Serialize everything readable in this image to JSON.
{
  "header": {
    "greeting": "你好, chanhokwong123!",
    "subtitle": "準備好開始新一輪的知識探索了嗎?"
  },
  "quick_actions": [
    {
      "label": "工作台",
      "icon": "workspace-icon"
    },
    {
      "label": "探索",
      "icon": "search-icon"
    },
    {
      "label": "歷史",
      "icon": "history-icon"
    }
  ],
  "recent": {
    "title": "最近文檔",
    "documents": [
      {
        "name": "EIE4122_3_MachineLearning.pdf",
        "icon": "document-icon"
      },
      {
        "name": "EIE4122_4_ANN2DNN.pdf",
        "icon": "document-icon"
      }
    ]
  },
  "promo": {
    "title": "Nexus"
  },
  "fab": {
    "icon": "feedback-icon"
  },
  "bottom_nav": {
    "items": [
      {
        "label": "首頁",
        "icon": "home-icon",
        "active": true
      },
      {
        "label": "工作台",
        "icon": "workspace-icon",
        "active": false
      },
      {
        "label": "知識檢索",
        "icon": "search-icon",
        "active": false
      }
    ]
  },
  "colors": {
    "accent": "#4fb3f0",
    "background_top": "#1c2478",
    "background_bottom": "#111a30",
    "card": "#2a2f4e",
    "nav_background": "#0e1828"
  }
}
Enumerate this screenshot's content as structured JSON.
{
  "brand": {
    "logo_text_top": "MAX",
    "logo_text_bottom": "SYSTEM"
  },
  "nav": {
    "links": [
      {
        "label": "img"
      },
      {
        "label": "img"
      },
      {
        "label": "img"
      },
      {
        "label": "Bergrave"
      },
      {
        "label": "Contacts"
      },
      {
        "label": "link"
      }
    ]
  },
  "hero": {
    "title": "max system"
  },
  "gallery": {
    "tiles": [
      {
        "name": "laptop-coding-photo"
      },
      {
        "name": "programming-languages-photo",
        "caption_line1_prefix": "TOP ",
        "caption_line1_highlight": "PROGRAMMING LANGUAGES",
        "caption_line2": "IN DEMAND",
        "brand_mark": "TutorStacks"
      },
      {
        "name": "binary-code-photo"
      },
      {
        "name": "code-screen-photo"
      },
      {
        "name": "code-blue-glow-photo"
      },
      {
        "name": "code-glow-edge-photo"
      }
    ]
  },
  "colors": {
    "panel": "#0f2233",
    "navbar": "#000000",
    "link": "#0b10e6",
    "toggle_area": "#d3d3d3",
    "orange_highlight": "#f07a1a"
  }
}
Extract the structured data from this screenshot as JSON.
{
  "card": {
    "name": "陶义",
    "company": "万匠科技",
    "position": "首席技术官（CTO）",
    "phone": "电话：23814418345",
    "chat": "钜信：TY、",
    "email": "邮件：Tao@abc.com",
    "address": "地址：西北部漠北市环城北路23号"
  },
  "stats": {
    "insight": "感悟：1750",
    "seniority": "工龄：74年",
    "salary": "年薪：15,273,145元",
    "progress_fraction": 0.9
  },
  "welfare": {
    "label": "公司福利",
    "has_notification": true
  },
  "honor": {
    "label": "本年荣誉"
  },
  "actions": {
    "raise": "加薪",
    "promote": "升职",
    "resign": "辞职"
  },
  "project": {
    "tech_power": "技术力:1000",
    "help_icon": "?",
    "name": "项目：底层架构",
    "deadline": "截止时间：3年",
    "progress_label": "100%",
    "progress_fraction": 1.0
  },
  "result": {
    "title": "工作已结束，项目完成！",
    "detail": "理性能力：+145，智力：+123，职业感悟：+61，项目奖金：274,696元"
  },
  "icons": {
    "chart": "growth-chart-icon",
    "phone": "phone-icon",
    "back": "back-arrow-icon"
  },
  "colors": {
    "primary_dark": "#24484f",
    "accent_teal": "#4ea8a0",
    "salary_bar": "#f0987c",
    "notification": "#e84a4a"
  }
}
▬▬▬▬▬▬▬▬▬▬
● **TASK**: Restate the listing in full, word for word.

● **SOLUTION TO THE PROBLEM**:
Serialize everything readable in this image to JSON.
{
  "header": {
    "greeting": "你好, chanhokwong123!",
    "subtitle": "準備好開始新一輪的知識探索了嗎?"
  },
  "quick_actions": [
    {
      "label": "工作台",
      "icon": "workspace-icon"
    },
    {
      "label": "探索",
      "icon": "search-icon"
    },
    {
      "label": "歷史",
      "icon": "history-icon"
    }
  ],
  "recent": {
    "title": "最近文檔",
    "documents": [
      {
        "name": "EIE4122_3_MachineLearning.pdf",
        "icon": "document-icon"
      },
      {
        "name": "EIE4122_4_ANN2DNN.pdf",
        "icon": "document-icon"
      }
    ]
  },
  "promo": {
    "title": "Nexus"
  },
  "fab": {
    "icon": "feedback-icon"
  },
  "bottom_nav": {
    "items": [
      {
        "label": "首頁",
        "icon": "home-icon",
        "active": true
      },
      {
        "label": "工作台",
        "icon": "workspace-icon",
        "active": false
      },
      {
        "label": "知識檢索",
        "icon": "search-icon",
        "active": false
      }
    ]
  },
  "colors": {
    "accent": "#4fb3f0",
    "background_top": "#1c2478",
    "background_bottom": "#111a30",
    "card": "#2a2f4e",
    "nav_background": "#0e1828"
  }
}
Enumerate this screenshot's content as structured JSON.
{
  "brand": {
    "logo_text_top": "MAX",
    "logo_text_bottom": "SYSTEM"
  },
  "nav": {
    "links": [
      {
        "label": "img"
      },
      {
        "label": "img"
      },
      {
        "label": "img"
      },
      {
        "label": "Bergrave"
      },
      {
        "label": "Contacts"
      },
      {
        "label": "link"
      }
    ]
  },
  "hero": {
    "title": "max system"
  },
  "gallery": {
    "tiles": [
      {
        "name": "laptop-coding-photo"
      },
      {
        "name": "programming-languages-photo",
        "caption_line1_prefix": "TOP ",
        "caption_line1_highlight": "PROGRAMMING LANGUAGES",
        "caption_line2": "IN DEMAND",
        "brand_mark": "TutorStacks"
      },
      {
        "name": "binary-code-photo"
      },
      {
        "name": "code-screen-photo"
      },
      {
        "name": "code-blue-glow-photo"
      },
      {
        "name": "code-glow-edge-photo"
      }
    ]
  },
  "colors": {
    "panel": "#0f2233",
    "navbar": "#000000",
    "link": "#0b10e6",
    "toggle_area": "#d3d3d3",
    "orange_highlight": "#f07a1a"
  }
}
Extract the structured data from this screenshot as JSON.
{
  "card": {
    "name": "陶义",
    "company": "万匠科技",
    "position": "首席技术官（CTO）",
    "phone": "电话：23814418345",
    "chat": "钜信：TY、",
    "email": "邮件：Tao@abc.com",
    "address": "地址：西北部漠北市环城北路23号"
  },
  "stats": {
    "insight": "感悟：1750",
    "seniority": "工龄：74年",
    "salary": "年薪：15,273,145元",
    "progress_fraction": 0.9
  },
  "welfare": {
    "label": "公司福利",
    "has_notification": true
  },
  "honor": {
    "label": "本年荣誉"
  },
  "actions": {
    "raise": "加薪",
    "promote": "升职",
    "resign": "辞职"
  },
  "project": {
    "tech_power": "技术力:1000",
    "help_icon": "?",
    "name": "项目：底层架构",
    "deadline": "截止时间：3年",
    "progress_label": "100%",
    "progress_fraction": 1.0
  },
  "result": {
    "title": "工作已结束，项目完成！",
    "detail": "理性能力：+145，智力：+123，职业感悟：+61，项目奖金：274,696元"
  },
  "icons": {
    "chart": "growth-chart-icon",
    "phone": "phone-icon",
    "back": "back-arrow-icon"
  },
  "colors": {
    "primary_dark": "#24484f",
    "accent_teal": "#4ea8a0",
    "salary_bar": "#f0987c",
    "notification": "#e84a4a"
  }
}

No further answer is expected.